_Problem_
Output the entries word for word. Omit images.

_Data supplied_
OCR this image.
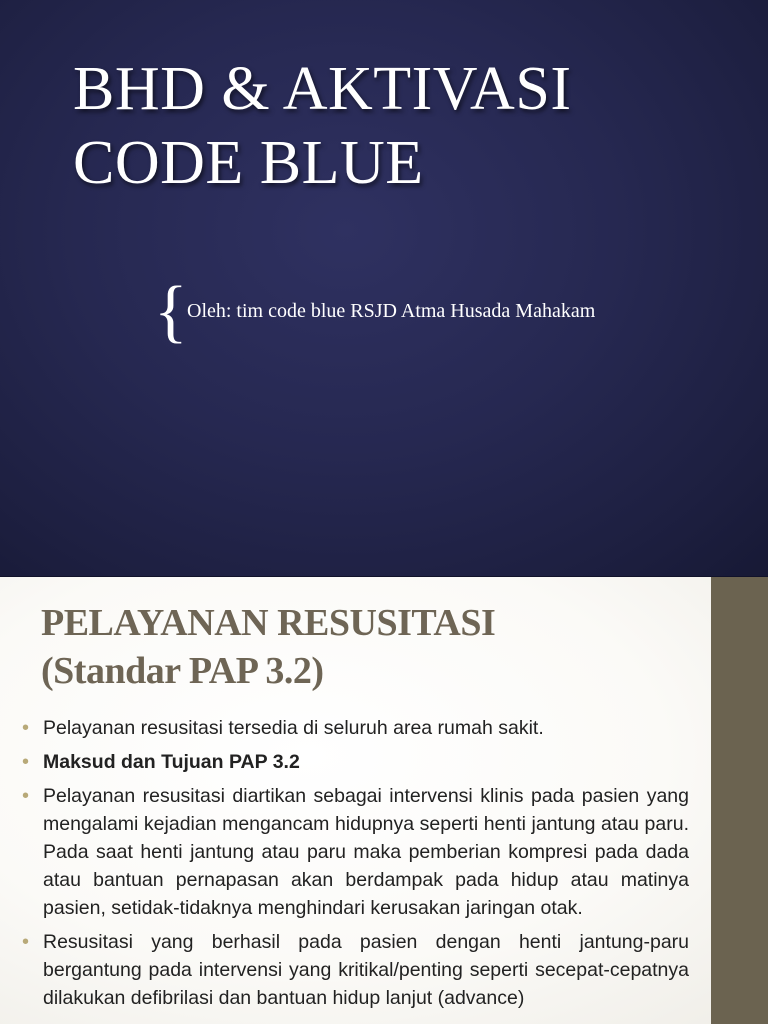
BHD & AKTIVASI
CODE BLUE
{ Oleh: tim code blue RSJD Atma Husada Mahakam
PELAYANAN RESUSITASI
(Standar PAP 3.2)
• Pelayanan resusitasi tersedia di seluruh area rumah sakit.
• Maksud dan Tujuan PAP 3.2
• Pelayanan resusitasi diartikan sebagai intervensi klinis pada pasien yang mengalami kejadian mengancam hidupnya seperti henti jantung atau paru. Pada saat henti jantung atau paru maka pemberian kompresi pada dada atau bantuan pernapasan akan berdampak pada hidup atau matinya pasien, setidak-tidaknya menghindari kerusakan jaringan otak.
• Resusitasi yang berhasil pada pasien dengan henti jantung-paru bergantung pada intervensi yang kritikal/penting seperti secepat-cepatnya dilakukan defibrilasi dan bantuan hidup lanjut (advance)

_Solution to this problem_
OCR this image.
BHD & AKTIVASI
CODE BLUE
{ Oleh: tim code blue RSJD Atma Husada Mahakam
PELAYANAN RESUSITASI
(Standar PAP 3.2)
• Pelayanan resusitasi tersedia di seluruh area rumah sakit.
• Maksud dan Tujuan PAP 3.2
• Pelayanan resusitasi diartikan sebagai intervensi klinis pada pasien yang mengalami kejadian mengancam hidupnya seperti henti jantung atau paru. Pada saat henti jantung atau paru maka pemberian kompresi pada dada atau bantuan pernapasan akan berdampak pada hidup atau matinya pasien, setidak-tidaknya menghindari kerusakan jaringan otak.
• Resusitasi yang berhasil pada pasien dengan henti jantung-paru bergantung pada intervensi yang kritikal/penting seperti secepat-cepatnya dilakukan defibrilasi dan bantuan hidup lanjut (advance)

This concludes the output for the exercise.